[Dataset items]
----------------

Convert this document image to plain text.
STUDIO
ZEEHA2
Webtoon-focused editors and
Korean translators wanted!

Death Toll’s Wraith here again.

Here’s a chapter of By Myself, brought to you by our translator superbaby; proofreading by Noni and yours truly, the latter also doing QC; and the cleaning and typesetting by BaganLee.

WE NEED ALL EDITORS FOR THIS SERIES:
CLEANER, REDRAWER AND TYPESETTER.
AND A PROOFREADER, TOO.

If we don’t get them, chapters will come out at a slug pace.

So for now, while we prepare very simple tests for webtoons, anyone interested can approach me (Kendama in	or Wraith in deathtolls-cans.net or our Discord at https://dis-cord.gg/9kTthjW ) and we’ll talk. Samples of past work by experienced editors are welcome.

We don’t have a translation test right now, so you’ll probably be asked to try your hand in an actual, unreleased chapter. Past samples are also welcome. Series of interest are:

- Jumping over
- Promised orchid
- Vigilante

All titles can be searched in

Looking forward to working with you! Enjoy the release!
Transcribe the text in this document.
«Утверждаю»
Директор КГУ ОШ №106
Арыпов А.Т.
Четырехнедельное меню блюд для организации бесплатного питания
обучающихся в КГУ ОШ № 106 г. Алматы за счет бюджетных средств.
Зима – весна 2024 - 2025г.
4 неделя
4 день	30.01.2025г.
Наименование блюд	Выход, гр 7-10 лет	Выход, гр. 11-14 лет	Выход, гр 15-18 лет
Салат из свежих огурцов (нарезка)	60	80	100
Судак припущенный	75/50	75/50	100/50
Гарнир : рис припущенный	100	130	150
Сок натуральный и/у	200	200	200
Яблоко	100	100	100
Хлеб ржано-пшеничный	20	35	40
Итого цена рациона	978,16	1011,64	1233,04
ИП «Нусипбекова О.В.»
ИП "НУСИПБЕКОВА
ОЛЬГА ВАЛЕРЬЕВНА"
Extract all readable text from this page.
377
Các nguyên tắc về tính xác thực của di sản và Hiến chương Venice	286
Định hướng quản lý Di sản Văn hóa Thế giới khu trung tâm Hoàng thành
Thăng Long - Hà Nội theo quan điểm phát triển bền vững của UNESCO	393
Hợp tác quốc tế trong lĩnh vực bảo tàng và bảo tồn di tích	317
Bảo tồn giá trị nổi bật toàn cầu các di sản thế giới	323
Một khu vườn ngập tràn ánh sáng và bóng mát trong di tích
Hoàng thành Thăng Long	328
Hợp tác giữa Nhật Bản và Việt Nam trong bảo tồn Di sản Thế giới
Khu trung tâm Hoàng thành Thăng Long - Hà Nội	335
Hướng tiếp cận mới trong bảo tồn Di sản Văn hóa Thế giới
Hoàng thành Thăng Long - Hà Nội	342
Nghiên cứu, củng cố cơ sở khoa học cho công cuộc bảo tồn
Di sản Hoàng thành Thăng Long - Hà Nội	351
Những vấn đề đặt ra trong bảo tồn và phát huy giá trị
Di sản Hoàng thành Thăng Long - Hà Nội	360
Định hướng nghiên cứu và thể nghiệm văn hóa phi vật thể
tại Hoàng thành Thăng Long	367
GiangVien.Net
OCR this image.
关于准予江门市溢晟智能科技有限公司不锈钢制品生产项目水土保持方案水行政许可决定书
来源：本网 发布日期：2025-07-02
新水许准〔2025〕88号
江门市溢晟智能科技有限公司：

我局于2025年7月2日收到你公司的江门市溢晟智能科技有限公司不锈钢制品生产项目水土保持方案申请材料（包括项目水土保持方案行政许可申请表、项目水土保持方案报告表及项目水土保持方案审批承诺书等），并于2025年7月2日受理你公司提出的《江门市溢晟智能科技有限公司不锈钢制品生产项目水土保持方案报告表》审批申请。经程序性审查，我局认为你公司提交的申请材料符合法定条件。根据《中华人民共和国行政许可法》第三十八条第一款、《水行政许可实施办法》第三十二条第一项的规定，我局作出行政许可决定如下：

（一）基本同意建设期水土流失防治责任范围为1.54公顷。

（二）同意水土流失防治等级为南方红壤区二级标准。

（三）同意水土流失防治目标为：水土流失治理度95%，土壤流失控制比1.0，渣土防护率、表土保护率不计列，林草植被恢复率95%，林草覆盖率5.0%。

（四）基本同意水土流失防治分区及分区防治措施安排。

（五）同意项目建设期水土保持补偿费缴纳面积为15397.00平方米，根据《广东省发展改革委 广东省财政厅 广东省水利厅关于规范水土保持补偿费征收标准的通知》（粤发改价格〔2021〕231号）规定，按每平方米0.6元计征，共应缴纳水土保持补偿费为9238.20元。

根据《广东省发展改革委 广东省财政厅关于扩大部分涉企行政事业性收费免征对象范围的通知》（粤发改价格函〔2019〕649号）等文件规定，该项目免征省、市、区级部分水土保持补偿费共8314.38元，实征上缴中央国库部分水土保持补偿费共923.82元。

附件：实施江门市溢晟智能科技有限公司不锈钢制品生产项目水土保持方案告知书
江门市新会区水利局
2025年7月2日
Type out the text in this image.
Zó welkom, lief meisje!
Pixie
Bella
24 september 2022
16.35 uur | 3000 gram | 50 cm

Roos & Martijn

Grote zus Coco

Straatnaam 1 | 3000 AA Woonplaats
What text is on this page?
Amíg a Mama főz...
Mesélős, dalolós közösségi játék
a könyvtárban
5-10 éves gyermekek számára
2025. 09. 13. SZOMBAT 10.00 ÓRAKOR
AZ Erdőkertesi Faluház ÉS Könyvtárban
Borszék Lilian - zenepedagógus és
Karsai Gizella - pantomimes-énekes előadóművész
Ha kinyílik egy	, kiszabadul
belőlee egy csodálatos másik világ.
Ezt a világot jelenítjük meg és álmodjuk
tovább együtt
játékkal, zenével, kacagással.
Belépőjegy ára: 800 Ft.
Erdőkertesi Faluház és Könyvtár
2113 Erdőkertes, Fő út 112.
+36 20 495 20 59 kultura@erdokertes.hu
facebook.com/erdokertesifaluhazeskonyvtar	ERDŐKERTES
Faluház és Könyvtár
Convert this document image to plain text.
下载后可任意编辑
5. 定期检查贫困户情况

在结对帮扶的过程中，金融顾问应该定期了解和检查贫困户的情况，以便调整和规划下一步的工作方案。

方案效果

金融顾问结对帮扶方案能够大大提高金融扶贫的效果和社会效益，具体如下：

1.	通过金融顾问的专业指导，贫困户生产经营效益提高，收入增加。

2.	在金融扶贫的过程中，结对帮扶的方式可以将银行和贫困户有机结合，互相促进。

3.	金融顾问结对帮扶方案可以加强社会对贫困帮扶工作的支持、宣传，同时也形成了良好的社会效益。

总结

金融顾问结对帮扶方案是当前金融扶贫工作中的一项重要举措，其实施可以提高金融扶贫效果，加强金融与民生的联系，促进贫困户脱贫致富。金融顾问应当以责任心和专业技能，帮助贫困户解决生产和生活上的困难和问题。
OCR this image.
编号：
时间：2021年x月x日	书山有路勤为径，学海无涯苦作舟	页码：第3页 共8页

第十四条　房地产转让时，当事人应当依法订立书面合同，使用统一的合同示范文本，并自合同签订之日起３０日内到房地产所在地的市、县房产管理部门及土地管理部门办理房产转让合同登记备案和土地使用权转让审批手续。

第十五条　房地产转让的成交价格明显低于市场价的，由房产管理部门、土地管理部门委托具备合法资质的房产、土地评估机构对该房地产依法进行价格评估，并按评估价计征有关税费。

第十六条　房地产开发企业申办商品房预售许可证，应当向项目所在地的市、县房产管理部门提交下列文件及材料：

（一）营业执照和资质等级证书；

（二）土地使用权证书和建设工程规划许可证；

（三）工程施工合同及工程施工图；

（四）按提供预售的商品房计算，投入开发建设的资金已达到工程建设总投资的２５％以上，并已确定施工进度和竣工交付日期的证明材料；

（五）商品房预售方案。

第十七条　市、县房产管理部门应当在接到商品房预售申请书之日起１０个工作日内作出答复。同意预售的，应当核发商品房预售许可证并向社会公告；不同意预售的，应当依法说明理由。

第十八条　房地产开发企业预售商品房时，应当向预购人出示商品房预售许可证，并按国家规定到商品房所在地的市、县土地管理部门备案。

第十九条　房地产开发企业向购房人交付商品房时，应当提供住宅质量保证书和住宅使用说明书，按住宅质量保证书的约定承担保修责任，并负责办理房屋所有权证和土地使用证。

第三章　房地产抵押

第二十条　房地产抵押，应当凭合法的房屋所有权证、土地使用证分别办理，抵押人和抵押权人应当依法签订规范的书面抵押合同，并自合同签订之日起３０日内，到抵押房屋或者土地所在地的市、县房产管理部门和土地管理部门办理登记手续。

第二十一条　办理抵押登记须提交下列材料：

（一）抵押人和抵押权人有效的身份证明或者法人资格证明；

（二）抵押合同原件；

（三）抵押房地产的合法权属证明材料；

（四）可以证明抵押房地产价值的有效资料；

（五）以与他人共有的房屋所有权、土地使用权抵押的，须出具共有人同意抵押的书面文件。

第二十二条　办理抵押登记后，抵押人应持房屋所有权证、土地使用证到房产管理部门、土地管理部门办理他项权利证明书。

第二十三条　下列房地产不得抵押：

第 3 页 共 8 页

----------------

### INSTRUCTIONS TO FOLLOW
Look through the entries above and report each line where the string "блюд" occurs.

### WRITTEN ANSWER
Четырехнедельное меню блюд для организации бесплатного питания
Наименование блюд	Выход, гр 7-10 лет	Выход, гр. 11-14 лет	Выход, гр 15-18 лет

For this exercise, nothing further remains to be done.